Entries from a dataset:
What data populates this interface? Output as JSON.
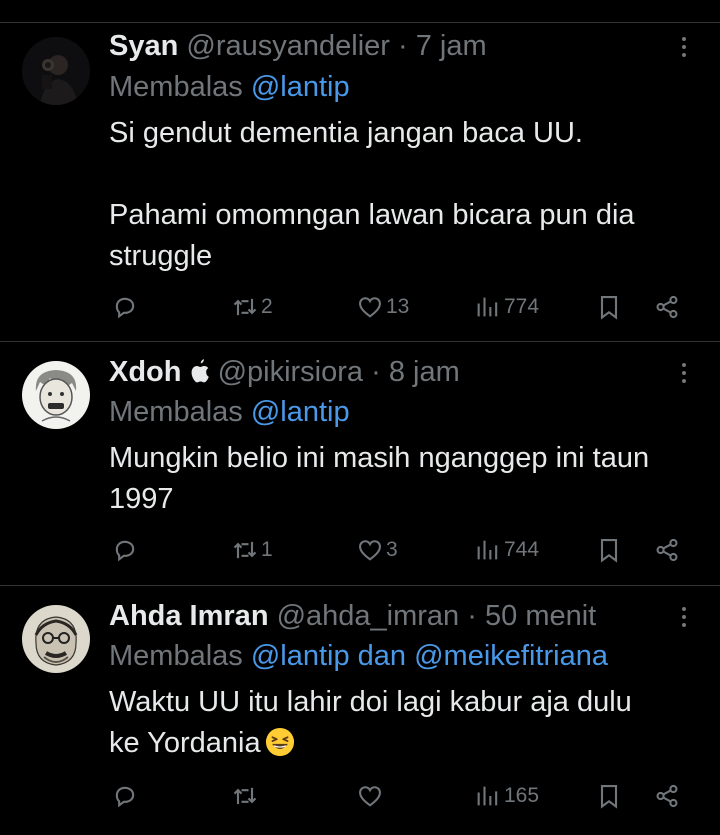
{
  "tweets": [
    {
      "name": "Syan",
      "handle": "@rausyandelier",
      "sep": "·",
      "time": "7 jam",
      "reply_prefix": "Membalas",
      "reply_to": "@lantip",
      "body": [
        "Si gendut dementia jangan baca UU.",
        "",
        "Pahami omomngan lawan bicara pun dia",
        "struggle"
      ],
      "retweets": "2",
      "likes": "13",
      "views": "774",
      "avatar": "dark-portrait"
    },
    {
      "name": "Xdoh",
      "handle": "@pikirsiora",
      "sep": "·",
      "time": "8 jam",
      "reply_prefix": "Membalas",
      "reply_to": "@lantip",
      "body": [
        "Mungkin belio ini masih nganggep ini taun",
        "1997"
      ],
      "retweets": "1",
      "likes": "3",
      "views": "744",
      "avatar": "cartoon-face",
      "name_icon": "apple-icon"
    },
    {
      "name": "Ahda Imran",
      "handle": "@ahda_imran",
      "sep": "·",
      "time": "50 menit",
      "reply_prefix": "Membalas",
      "reply_to": "@lantip dan @meikefitriana",
      "body": [
        "Waktu UU itu lahir doi lagi kabur aja dulu",
        "ke Yordania"
      ],
      "retweets": "",
      "likes": "",
      "views": "165",
      "avatar": "sketch-portrait",
      "body_emoji": "grinning-squinting-face-emoji"
    }
  ],
  "colors": {
    "background": "#000000",
    "text": "#e7e9ea",
    "muted": "#71767b",
    "link": "#4a99e9",
    "divider": "#2f3336"
  }
}
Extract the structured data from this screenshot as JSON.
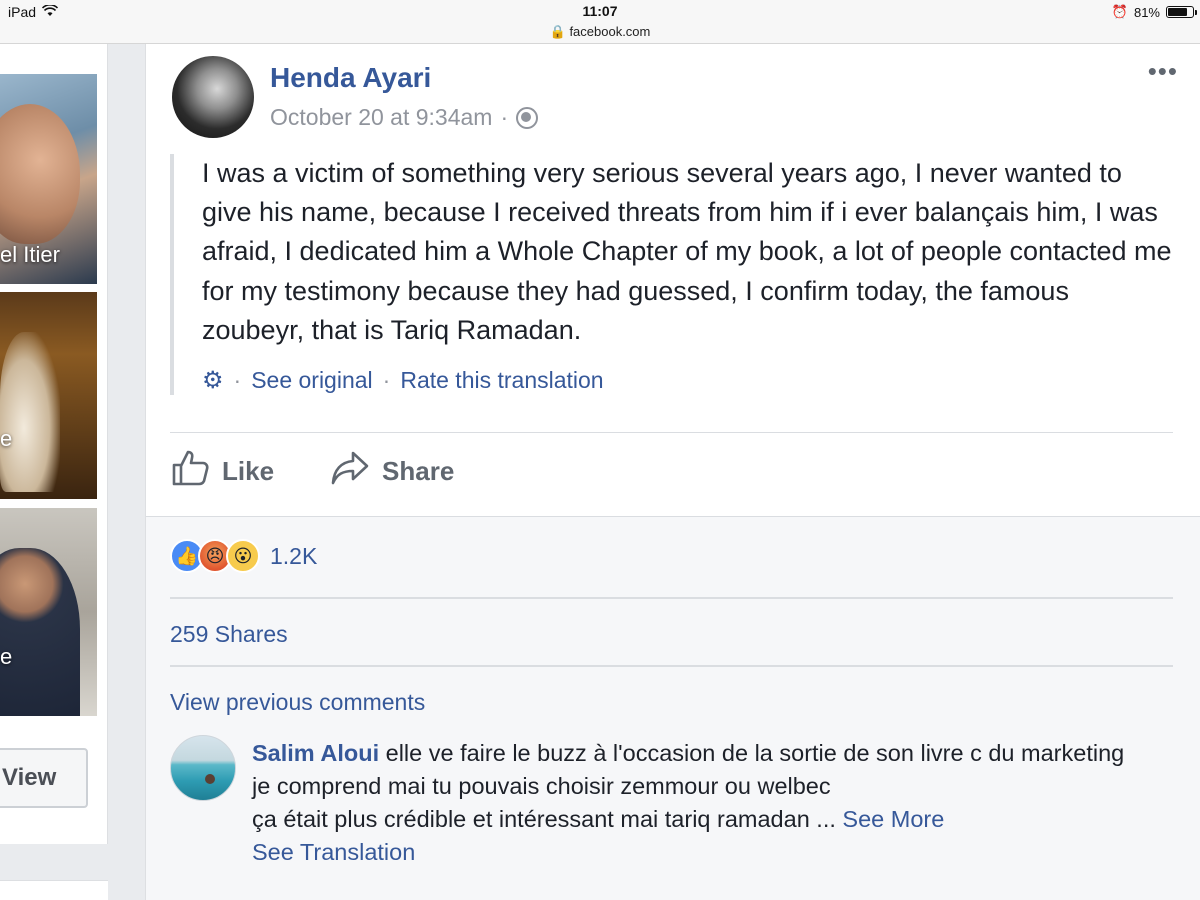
{
  "status_bar": {
    "device": "iPad",
    "time": "11:07",
    "url": "facebook.com",
    "battery": "81%",
    "battery_level": 0.81
  },
  "sidebar": {
    "cards": [
      {
        "label": "el Itier"
      },
      {
        "label": "e"
      },
      {
        "label": "e"
      }
    ],
    "view_button": "View"
  },
  "post": {
    "author": "Henda Ayari",
    "timestamp": "October 20 at 9:34am",
    "separator": "·",
    "more_icon": "•••",
    "body": "I was a victim of something very serious several years ago, I never wanted to give his name, because I received threats from him if i ever balançais him, I was afraid, I dedicated him a Whole Chapter of my book, a lot of people contacted me for my testimony because they had guessed, I confirm today, the famous zoubeyr, that is Tariq Ramadan.",
    "translation": {
      "see_original": "See original",
      "rate": "Rate this translation"
    },
    "actions": {
      "like": "Like",
      "share": "Share"
    },
    "reactions_count": "1.2K",
    "shares": "259 Shares",
    "view_previous": "View previous comments"
  },
  "comment": {
    "author": "Salim Aloui",
    "line1": "elle ve faire le buzz à l'occasion de la sortie de son livre c du marketing",
    "line2": "je comprend mai tu pouvais choisir zemmour ou welbec",
    "line3": "ça était plus crédible et intéressant mai tariq ramadan ...",
    "see_more": "See More",
    "see_translation": "See Translation"
  },
  "colors": {
    "link": "#365899",
    "muted": "#90949c",
    "text": "#1d2129",
    "background": "#e9ebee"
  }
}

STATED TASK: Which lines of the data include "author"? Copy each of them.

TASK RESULT:
    "author": "Henda Ayari",
    "author": "Salim Aloui",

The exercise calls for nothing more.